[Figure dataset records]
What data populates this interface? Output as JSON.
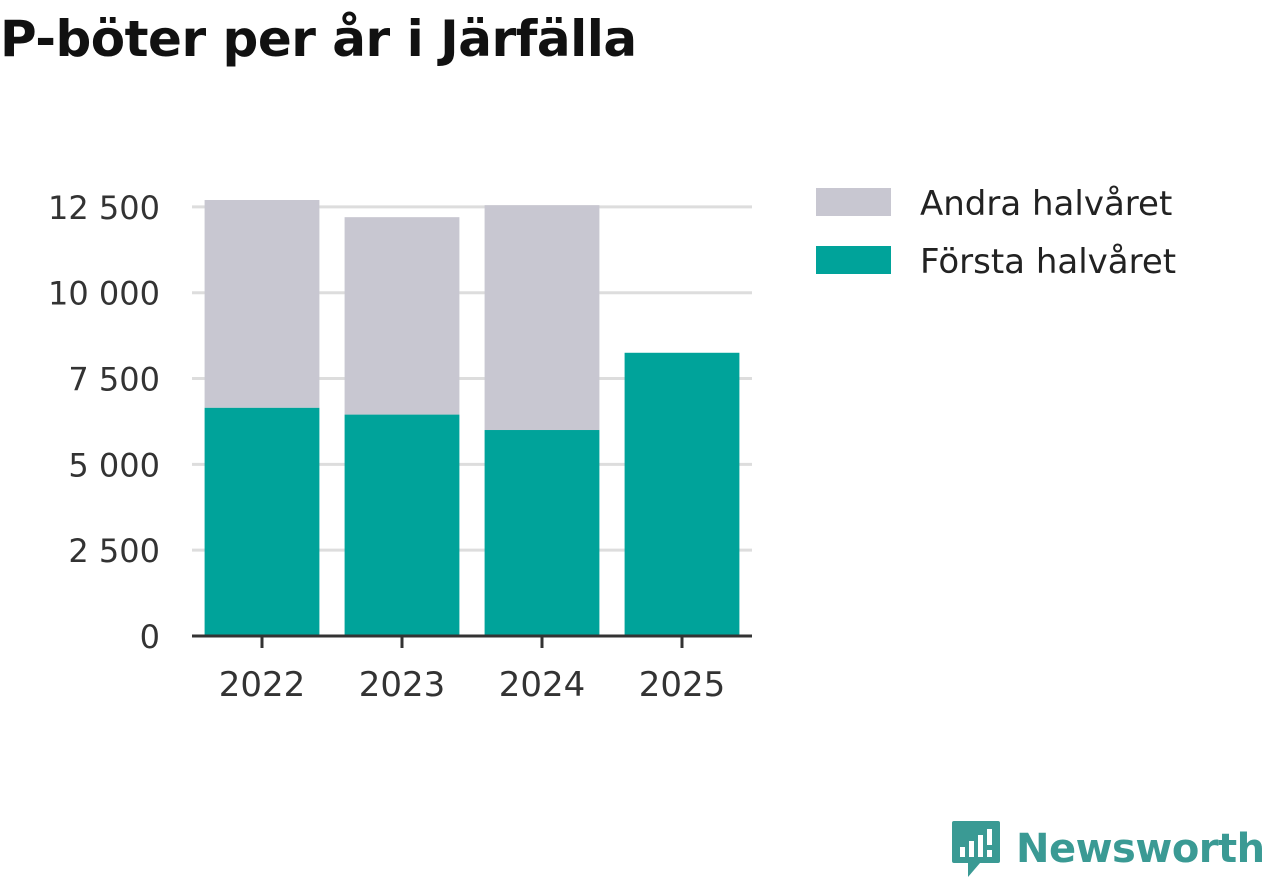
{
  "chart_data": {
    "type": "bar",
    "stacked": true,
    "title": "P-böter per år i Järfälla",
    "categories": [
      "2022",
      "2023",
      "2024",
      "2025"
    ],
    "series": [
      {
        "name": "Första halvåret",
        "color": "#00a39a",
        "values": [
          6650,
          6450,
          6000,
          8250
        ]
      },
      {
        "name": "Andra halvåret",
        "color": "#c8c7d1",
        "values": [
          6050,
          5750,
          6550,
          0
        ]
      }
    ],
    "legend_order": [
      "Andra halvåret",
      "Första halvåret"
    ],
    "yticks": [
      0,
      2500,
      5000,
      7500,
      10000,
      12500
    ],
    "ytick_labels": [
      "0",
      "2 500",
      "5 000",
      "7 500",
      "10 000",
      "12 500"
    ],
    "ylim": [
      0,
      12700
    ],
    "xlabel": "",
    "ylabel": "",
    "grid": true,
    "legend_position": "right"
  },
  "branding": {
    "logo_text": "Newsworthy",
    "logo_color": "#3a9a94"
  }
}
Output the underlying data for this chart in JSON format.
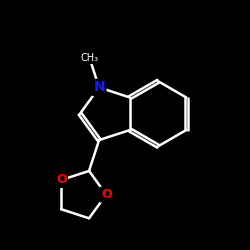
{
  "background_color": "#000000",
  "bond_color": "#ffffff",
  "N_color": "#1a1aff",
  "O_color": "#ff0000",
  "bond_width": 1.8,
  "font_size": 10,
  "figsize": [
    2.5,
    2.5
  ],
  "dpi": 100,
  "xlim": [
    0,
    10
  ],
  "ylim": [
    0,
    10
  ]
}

TASK OBJECTIVE
Search the entries for the word "halvåret" and copy every line that has it.

SOLVED PROBLEM
        "name": "Första halvåret",
        "name": "Andra halvåret",
      "Andra halvåret",
      "Första halvåret"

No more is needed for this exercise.